Region boundary data
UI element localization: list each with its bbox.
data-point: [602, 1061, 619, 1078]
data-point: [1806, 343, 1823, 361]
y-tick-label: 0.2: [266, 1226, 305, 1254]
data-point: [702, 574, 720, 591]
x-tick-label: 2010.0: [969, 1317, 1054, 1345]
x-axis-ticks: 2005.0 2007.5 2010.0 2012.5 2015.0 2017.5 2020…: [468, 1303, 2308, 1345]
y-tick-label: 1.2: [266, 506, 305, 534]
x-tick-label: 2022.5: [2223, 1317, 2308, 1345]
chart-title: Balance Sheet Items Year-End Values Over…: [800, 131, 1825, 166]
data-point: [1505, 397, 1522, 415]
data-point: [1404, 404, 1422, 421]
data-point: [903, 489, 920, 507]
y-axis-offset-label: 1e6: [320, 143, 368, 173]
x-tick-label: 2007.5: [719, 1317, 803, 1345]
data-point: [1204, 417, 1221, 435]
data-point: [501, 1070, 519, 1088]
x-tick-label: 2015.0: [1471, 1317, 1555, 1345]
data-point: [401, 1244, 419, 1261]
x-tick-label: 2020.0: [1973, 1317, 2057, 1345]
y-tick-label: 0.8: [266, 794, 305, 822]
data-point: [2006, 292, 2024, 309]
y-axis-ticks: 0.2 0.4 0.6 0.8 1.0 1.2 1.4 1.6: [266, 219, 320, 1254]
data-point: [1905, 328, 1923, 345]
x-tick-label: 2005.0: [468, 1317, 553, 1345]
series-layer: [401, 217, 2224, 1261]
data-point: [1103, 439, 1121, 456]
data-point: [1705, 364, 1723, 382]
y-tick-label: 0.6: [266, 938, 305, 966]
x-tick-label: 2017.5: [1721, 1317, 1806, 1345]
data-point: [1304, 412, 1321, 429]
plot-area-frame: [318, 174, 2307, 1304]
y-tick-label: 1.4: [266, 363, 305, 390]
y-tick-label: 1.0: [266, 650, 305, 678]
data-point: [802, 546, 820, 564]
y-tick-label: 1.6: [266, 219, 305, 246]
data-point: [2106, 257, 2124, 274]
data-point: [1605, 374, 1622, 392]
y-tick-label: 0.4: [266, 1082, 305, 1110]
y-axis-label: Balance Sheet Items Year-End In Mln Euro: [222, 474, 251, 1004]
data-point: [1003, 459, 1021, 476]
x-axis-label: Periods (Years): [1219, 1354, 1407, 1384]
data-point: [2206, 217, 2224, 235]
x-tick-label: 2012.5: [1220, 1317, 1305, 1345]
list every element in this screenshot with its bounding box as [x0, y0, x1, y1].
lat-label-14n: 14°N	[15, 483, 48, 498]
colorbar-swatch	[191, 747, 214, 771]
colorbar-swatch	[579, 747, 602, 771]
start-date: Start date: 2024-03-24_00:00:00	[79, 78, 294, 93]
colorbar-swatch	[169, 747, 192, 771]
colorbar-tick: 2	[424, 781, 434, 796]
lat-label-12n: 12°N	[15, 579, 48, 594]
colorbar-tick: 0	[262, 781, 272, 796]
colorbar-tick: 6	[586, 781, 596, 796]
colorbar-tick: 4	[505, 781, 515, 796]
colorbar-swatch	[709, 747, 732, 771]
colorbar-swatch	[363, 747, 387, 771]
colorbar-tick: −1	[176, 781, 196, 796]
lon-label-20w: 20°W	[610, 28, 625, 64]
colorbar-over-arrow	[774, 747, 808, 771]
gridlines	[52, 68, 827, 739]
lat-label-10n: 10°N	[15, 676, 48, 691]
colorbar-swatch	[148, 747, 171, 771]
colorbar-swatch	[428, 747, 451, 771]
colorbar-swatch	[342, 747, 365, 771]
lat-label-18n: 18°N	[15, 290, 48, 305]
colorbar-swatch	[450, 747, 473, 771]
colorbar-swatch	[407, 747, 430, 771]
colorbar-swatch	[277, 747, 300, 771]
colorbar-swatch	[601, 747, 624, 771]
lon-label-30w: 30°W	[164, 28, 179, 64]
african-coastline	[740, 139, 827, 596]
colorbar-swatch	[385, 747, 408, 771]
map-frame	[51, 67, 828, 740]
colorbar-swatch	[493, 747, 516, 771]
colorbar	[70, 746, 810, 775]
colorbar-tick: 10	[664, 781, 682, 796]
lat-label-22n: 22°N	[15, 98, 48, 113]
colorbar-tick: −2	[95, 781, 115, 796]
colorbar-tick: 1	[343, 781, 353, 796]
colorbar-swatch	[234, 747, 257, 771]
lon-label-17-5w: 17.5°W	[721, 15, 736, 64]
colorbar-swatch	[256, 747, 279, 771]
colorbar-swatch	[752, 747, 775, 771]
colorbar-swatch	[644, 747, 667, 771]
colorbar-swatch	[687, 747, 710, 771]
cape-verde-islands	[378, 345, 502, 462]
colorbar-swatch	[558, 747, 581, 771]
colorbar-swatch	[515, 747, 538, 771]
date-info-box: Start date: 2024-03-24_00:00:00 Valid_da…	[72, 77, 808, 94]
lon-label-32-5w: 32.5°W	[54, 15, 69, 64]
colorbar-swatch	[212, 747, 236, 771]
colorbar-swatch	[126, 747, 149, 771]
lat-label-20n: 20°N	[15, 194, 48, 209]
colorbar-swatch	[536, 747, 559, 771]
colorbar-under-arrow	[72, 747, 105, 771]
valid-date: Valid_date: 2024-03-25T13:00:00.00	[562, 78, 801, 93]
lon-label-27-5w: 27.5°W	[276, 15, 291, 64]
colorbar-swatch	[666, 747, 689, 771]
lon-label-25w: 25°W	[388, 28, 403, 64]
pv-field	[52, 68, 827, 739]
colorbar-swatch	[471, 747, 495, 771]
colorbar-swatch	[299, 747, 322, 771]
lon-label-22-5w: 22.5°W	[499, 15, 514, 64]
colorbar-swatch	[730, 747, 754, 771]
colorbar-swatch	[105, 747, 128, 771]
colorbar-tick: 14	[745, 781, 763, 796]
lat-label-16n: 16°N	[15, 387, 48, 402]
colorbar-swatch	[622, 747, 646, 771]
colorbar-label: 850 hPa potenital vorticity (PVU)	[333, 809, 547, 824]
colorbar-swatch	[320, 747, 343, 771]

- _PROBLEM DESCRIPTION_
Write out every line of the material above again, unchanged.

- _ANSWER FOR THE TASK_
UI element localization: list each with its bbox.
data-point: [602, 1061, 619, 1078]
data-point: [1806, 343, 1823, 361]
y-tick-label: 0.2: [266, 1226, 305, 1254]
data-point: [702, 574, 720, 591]
x-tick-label: 2010.0: [969, 1317, 1054, 1345]
x-axis-ticks: 2005.0 2007.5 2010.0 2012.5 2015.0 2017.5 2020…: [468, 1303, 2308, 1345]
y-tick-label: 1.2: [266, 506, 305, 534]
x-tick-label: 2022.5: [2223, 1317, 2308, 1345]
chart-title: Balance Sheet Items Year-End Values Over…: [800, 131, 1825, 166]
data-point: [1505, 397, 1522, 415]
data-point: [1404, 404, 1422, 421]
data-point: [903, 489, 920, 507]
y-axis-offset-label: 1e6: [320, 143, 368, 173]
x-tick-label: 2007.5: [719, 1317, 803, 1345]
data-point: [1204, 417, 1221, 435]
data-point: [501, 1070, 519, 1088]
x-tick-label: 2015.0: [1471, 1317, 1555, 1345]
data-point: [401, 1244, 419, 1261]
x-tick-label: 2020.0: [1973, 1317, 2057, 1345]
y-tick-label: 0.8: [266, 794, 305, 822]
data-point: [2006, 292, 2024, 309]
y-axis-ticks: 0.2 0.4 0.6 0.8 1.0 1.2 1.4 1.6: [266, 219, 320, 1254]
data-point: [1905, 328, 1923, 345]
x-tick-label: 2005.0: [468, 1317, 553, 1345]
series-layer: [401, 217, 2224, 1261]
data-point: [1103, 439, 1121, 456]
data-point: [1705, 364, 1723, 382]
y-tick-label: 0.6: [266, 938, 305, 966]
x-tick-label: 2017.5: [1721, 1317, 1806, 1345]
data-point: [1304, 412, 1321, 429]
plot-area-frame: [318, 174, 2307, 1304]
y-tick-label: 1.4: [266, 363, 305, 390]
y-tick-label: 1.0: [266, 650, 305, 678]
data-point: [802, 546, 820, 564]
y-tick-label: 1.6: [266, 219, 305, 246]
data-point: [2106, 257, 2124, 274]
data-point: [1605, 374, 1622, 392]
y-tick-label: 0.4: [266, 1082, 305, 1110]
y-axis-label: Balance Sheet Items Year-End In Mln Euro: [222, 474, 251, 1004]
data-point: [1003, 459, 1021, 476]
x-axis-label: Periods (Years): [1219, 1354, 1407, 1384]
data-point: [2206, 217, 2224, 235]
x-tick-label: 2012.5: [1220, 1317, 1305, 1345]
list every element in this screenshot with its bounding box as [x0, y0, x1, y1].
lat-label-14n: 14°N	[15, 483, 48, 498]
colorbar-swatch	[191, 747, 214, 771]
colorbar-swatch	[579, 747, 602, 771]
start-date: Start date: 2024-03-24_00:00:00	[79, 78, 294, 93]
colorbar-swatch	[169, 747, 192, 771]
colorbar-tick: 2	[424, 781, 434, 796]
lat-label-12n: 12°N	[15, 579, 48, 594]
colorbar-tick: 0	[262, 781, 272, 796]
colorbar-tick: 6	[586, 781, 596, 796]
colorbar-tick: 4	[505, 781, 515, 796]
colorbar-swatch	[709, 747, 732, 771]
colorbar-swatch	[363, 747, 387, 771]
colorbar-tick: −1	[176, 781, 196, 796]
lon-label-20w: 20°W	[610, 28, 625, 64]
colorbar-over-arrow	[774, 747, 808, 771]
gridlines	[52, 68, 827, 739]
lat-label-10n: 10°N	[15, 676, 48, 691]
colorbar-swatch	[148, 747, 171, 771]
colorbar-swatch	[428, 747, 451, 771]
colorbar-swatch	[342, 747, 365, 771]
lat-label-18n: 18°N	[15, 290, 48, 305]
colorbar-swatch	[450, 747, 473, 771]
colorbar-swatch	[407, 747, 430, 771]
colorbar-swatch	[277, 747, 300, 771]
colorbar-swatch	[601, 747, 624, 771]
lon-label-30w: 30°W	[164, 28, 179, 64]
african-coastline	[740, 139, 827, 596]
colorbar-swatch	[385, 747, 408, 771]
map-frame	[51, 67, 828, 740]
colorbar-swatch	[493, 747, 516, 771]
colorbar	[70, 746, 810, 775]
colorbar-tick: 10	[664, 781, 682, 796]
lat-label-22n: 22°N	[15, 98, 48, 113]
colorbar-tick: −2	[95, 781, 115, 796]
colorbar-tick: 1	[343, 781, 353, 796]
colorbar-swatch	[234, 747, 257, 771]
lon-label-17-5w: 17.5°W	[721, 15, 736, 64]
colorbar-swatch	[256, 747, 279, 771]
colorbar-swatch	[752, 747, 775, 771]
colorbar-swatch	[644, 747, 667, 771]
colorbar-swatch	[687, 747, 710, 771]
cape-verde-islands	[378, 345, 502, 462]
colorbar-swatch	[558, 747, 581, 771]
colorbar-swatch	[515, 747, 538, 771]
date-info-box: Start date: 2024-03-24_00:00:00 Valid_da…	[72, 77, 808, 94]
lon-label-32-5w: 32.5°W	[54, 15, 69, 64]
colorbar-swatch	[212, 747, 236, 771]
colorbar-swatch	[126, 747, 149, 771]
lat-label-20n: 20°N	[15, 194, 48, 209]
colorbar-swatch	[536, 747, 559, 771]
colorbar-under-arrow	[72, 747, 105, 771]
valid-date: Valid_date: 2024-03-25T13:00:00.00	[562, 78, 801, 93]
lon-label-27-5w: 27.5°W	[276, 15, 291, 64]
colorbar-swatch	[666, 747, 689, 771]
lon-label-25w: 25°W	[388, 28, 403, 64]
pv-field	[52, 68, 827, 739]
colorbar-swatch	[471, 747, 495, 771]
colorbar-swatch	[299, 747, 322, 771]
lon-label-22-5w: 22.5°W	[499, 15, 514, 64]
colorbar-swatch	[730, 747, 754, 771]
colorbar-swatch	[105, 747, 128, 771]
colorbar-tick: 14	[745, 781, 763, 796]
lat-label-16n: 16°N	[15, 387, 48, 402]
colorbar-swatch	[622, 747, 646, 771]
colorbar-label: 850 hPa potenital vorticity (PVU)	[333, 809, 547, 824]
colorbar-swatch	[320, 747, 343, 771]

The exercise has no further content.